Give the material again in full, matching it exactly.

____ RECORDS TO PROCESS

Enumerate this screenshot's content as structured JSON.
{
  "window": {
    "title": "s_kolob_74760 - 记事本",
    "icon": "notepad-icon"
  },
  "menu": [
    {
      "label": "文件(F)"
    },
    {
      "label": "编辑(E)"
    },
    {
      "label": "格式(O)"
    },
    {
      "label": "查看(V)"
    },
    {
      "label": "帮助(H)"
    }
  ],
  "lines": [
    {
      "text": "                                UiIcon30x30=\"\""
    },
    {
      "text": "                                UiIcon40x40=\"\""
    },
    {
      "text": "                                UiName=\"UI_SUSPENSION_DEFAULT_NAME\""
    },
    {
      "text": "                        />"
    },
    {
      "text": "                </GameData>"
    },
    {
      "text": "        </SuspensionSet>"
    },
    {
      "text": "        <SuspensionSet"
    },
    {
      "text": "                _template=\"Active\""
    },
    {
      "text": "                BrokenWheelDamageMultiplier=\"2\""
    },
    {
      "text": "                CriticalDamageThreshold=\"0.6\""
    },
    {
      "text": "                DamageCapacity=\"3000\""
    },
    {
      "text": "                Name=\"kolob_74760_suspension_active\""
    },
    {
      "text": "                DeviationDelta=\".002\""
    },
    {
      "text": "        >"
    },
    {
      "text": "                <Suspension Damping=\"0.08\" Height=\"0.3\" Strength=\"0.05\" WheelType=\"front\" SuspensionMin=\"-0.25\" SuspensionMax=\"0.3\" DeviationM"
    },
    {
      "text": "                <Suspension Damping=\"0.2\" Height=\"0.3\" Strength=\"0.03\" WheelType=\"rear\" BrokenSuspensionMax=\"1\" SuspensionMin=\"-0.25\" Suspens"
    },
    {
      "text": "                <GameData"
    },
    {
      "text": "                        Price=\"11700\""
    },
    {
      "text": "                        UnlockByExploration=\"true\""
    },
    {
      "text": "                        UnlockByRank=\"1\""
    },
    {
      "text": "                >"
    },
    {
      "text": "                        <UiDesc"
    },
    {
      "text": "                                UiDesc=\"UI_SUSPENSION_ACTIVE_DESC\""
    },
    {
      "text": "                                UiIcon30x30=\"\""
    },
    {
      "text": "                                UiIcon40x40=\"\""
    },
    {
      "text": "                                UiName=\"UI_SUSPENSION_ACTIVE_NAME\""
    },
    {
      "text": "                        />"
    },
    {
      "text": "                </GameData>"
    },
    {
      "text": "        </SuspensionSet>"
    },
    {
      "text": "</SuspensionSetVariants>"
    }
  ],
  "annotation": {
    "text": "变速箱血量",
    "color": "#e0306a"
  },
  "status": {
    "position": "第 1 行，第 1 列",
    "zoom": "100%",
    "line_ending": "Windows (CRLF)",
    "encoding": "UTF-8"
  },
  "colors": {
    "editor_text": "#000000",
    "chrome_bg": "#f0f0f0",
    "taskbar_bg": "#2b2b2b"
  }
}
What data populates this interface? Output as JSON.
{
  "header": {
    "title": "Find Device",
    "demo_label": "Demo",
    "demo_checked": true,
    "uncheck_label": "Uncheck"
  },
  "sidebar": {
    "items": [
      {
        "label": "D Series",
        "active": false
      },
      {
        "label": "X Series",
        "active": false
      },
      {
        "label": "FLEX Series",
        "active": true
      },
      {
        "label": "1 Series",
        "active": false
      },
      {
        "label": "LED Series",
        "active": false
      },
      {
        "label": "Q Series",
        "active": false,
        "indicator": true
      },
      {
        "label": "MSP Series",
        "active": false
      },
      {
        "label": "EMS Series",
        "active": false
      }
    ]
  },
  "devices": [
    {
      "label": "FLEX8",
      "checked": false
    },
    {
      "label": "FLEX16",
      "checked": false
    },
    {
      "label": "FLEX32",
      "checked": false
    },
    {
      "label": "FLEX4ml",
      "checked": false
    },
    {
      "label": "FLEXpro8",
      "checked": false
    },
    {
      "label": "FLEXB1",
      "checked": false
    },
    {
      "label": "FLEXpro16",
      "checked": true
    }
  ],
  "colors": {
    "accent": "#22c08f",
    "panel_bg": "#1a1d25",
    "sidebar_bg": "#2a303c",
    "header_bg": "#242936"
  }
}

________

THE COMPLETED TASK:
Enumerate this screenshot's content as structured JSON.
{
  "window": {
    "title": "s_kolob_74760 - 记事本",
    "icon": "notepad-icon"
  },
  "menu": [
    {
      "label": "文件(F)"
    },
    {
      "label": "编辑(E)"
    },
    {
      "label": "格式(O)"
    },
    {
      "label": "查看(V)"
    },
    {
      "label": "帮助(H)"
    }
  ],
  "lines": [
    {
      "text": "                                UiIcon30x30=\"\""
    },
    {
      "text": "                                UiIcon40x40=\"\""
    },
    {
      "text": "                                UiName=\"UI_SUSPENSION_DEFAULT_NAME\""
    },
    {
      "text": "                        />"
    },
    {
      "text": "                </GameData>"
    },
    {
      "text": "        </SuspensionSet>"
    },
    {
      "text": "        <SuspensionSet"
    },
    {
      "text": "                _template=\"Active\""
    },
    {
      "text": "                BrokenWheelDamageMultiplier=\"2\""
    },
    {
      "text": "                CriticalDamageThreshold=\"0.6\""
    },
    {
      "text": "                DamageCapacity=\"3000\""
    },
    {
      "text": "                Name=\"kolob_74760_suspension_active\""
    },
    {
      "text": "                DeviationDelta=\".002\""
    },
    {
      "text": "        >"
    },
    {
      "text": "                <Suspension Damping=\"0.08\" Height=\"0.3\" Strength=\"0.05\" WheelType=\"front\" SuspensionMin=\"-0.25\" SuspensionMax=\"0.3\" DeviationM"
    },
    {
      "text": "                <Suspension Damping=\"0.2\" Height=\"0.3\" Strength=\"0.03\" WheelType=\"rear\" BrokenSuspensionMax=\"1\" SuspensionMin=\"-0.25\" Suspens"
    },
    {
      "text": "                <GameData"
    },
    {
      "text": "                        Price=\"11700\""
    },
    {
      "text": "                        UnlockByExploration=\"true\""
    },
    {
      "text": "                        UnlockByRank=\"1\""
    },
    {
      "text": "                >"
    },
    {
      "text": "                        <UiDesc"
    },
    {
      "text": "                                UiDesc=\"UI_SUSPENSION_ACTIVE_DESC\""
    },
    {
      "text": "                                UiIcon30x30=\"\""
    },
    {
      "text": "                                UiIcon40x40=\"\""
    },
    {
      "text": "                                UiName=\"UI_SUSPENSION_ACTIVE_NAME\""
    },
    {
      "text": "                        />"
    },
    {
      "text": "                </GameData>"
    },
    {
      "text": "        </SuspensionSet>"
    },
    {
      "text": "</SuspensionSetVariants>"
    }
  ],
  "annotation": {
    "text": "变速箱血量",
    "color": "#e0306a"
  },
  "status": {
    "position": "第 1 行，第 1 列",
    "zoom": "100%",
    "line_ending": "Windows (CRLF)",
    "encoding": "UTF-8"
  },
  "colors": {
    "editor_text": "#000000",
    "chrome_bg": "#f0f0f0",
    "taskbar_bg": "#2b2b2b"
  }
}
What data populates this interface? Output as JSON.
{
  "header": {
    "title": "Find Device",
    "demo_label": "Demo",
    "demo_checked": true,
    "uncheck_label": "Uncheck"
  },
  "sidebar": {
    "items": [
      {
        "label": "D Series",
        "active": false
      },
      {
        "label": "X Series",
        "active": false
      },
      {
        "label": "FLEX Series",
        "active": true
      },
      {
        "label": "1 Series",
        "active": false
      },
      {
        "label": "LED Series",
        "active": false
      },
      {
        "label": "Q Series",
        "active": false,
        "indicator": true
      },
      {
        "label": "MSP Series",
        "active": false
      },
      {
        "label": "EMS Series",
        "active": false
      }
    ]
  },
  "devices": [
    {
      "label": "FLEX8",
      "checked": false
    },
    {
      "label": "FLEX16",
      "checked": false
    },
    {
      "label": "FLEX32",
      "checked": false
    },
    {
      "label": "FLEX4ml",
      "checked": false
    },
    {
      "label": "FLEXpro8",
      "checked": false
    },
    {
      "label": "FLEXB1",
      "checked": false
    },
    {
      "label": "FLEXpro16",
      "checked": true
    }
  ],
  "colors": {
    "accent": "#22c08f",
    "panel_bg": "#1a1d25",
    "sidebar_bg": "#2a303c",
    "header_bg": "#242936"
  }
}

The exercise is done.